What you are asked to do: Check every line of the entries that follow, and copy the ones containing "dados".

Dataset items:
<<<<

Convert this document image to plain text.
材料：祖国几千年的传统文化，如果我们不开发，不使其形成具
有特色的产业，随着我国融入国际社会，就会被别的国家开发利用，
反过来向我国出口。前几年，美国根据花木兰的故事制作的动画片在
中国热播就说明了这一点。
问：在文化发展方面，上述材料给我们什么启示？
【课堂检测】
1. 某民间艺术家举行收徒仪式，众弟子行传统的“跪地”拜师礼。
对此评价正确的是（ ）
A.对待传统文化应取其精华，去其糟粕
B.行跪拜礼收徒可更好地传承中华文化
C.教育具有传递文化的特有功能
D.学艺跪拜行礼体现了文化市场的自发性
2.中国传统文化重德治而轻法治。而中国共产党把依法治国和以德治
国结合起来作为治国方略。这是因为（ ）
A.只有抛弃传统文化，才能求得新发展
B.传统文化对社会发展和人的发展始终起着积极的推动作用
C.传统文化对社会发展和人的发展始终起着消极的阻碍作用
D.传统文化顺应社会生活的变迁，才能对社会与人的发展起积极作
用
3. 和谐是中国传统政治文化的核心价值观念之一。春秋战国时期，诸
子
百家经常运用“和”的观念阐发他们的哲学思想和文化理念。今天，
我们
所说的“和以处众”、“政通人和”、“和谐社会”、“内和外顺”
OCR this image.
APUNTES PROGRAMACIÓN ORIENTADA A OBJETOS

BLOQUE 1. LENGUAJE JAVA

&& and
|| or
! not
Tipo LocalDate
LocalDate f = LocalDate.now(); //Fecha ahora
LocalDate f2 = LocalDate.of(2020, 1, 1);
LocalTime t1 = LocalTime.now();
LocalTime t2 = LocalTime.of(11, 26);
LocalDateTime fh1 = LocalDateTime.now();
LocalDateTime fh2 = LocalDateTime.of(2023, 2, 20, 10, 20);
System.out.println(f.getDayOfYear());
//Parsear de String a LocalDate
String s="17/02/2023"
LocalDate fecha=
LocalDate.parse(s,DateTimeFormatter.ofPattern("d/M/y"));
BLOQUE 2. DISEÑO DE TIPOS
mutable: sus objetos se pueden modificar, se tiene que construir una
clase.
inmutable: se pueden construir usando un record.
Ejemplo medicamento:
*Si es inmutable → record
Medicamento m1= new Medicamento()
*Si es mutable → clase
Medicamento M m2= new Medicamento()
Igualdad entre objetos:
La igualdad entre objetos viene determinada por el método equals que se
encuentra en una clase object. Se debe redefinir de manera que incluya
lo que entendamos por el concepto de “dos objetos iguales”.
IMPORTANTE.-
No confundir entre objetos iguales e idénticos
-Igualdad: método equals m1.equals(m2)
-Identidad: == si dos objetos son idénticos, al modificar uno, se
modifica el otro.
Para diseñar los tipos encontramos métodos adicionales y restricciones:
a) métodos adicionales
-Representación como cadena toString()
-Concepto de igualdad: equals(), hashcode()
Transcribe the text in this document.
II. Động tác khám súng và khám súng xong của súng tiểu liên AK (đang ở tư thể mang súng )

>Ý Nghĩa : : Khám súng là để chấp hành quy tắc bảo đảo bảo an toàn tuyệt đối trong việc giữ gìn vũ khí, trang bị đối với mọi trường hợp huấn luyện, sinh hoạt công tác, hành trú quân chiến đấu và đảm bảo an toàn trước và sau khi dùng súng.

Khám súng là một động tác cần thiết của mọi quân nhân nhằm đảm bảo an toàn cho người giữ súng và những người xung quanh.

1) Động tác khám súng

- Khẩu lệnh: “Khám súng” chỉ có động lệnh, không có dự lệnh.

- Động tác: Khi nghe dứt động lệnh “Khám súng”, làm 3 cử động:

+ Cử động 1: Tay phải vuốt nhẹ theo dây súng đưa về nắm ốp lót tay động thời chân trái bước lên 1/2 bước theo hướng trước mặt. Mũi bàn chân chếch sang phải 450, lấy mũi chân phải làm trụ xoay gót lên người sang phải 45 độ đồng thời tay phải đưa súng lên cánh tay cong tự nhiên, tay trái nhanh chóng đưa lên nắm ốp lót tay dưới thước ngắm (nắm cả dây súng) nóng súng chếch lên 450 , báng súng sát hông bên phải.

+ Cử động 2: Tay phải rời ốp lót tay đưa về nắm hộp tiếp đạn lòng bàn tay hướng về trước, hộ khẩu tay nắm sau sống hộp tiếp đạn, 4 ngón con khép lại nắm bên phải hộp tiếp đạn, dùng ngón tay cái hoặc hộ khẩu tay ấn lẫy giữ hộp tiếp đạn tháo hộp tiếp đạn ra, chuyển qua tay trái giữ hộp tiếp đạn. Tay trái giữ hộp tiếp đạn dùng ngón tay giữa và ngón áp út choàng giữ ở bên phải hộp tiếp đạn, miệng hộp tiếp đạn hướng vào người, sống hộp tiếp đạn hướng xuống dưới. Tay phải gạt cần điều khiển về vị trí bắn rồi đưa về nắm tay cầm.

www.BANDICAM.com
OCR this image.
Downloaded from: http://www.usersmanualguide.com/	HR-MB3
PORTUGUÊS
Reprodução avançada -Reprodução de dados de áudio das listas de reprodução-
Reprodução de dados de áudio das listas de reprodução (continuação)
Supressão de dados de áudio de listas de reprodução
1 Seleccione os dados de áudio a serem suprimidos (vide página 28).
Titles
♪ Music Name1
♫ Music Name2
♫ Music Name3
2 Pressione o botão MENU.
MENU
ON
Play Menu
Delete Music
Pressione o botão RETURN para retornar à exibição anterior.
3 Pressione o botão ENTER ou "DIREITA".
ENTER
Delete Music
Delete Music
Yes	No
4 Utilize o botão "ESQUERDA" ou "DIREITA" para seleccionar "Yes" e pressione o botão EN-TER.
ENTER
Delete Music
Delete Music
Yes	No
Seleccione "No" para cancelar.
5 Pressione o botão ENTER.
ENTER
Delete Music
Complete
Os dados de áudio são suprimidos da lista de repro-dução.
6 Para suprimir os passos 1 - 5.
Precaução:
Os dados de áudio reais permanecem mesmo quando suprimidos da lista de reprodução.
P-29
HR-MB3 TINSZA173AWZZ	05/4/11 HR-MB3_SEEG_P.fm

>>>>

Result of this task:
Reprodução avançada -Reprodução de dados de áudio das listas de reprodução-
Reprodução de dados de áudio das listas de reprodução (continuação)
Supressão de dados de áudio de listas de reprodução
1 Seleccione os dados de áudio a serem suprimidos (vide página 28).
Os dados de áudio são suprimidos da lista de repro-dução.
Os dados de áudio reais permanecem mesmo quando suprimidos da lista de reprodução.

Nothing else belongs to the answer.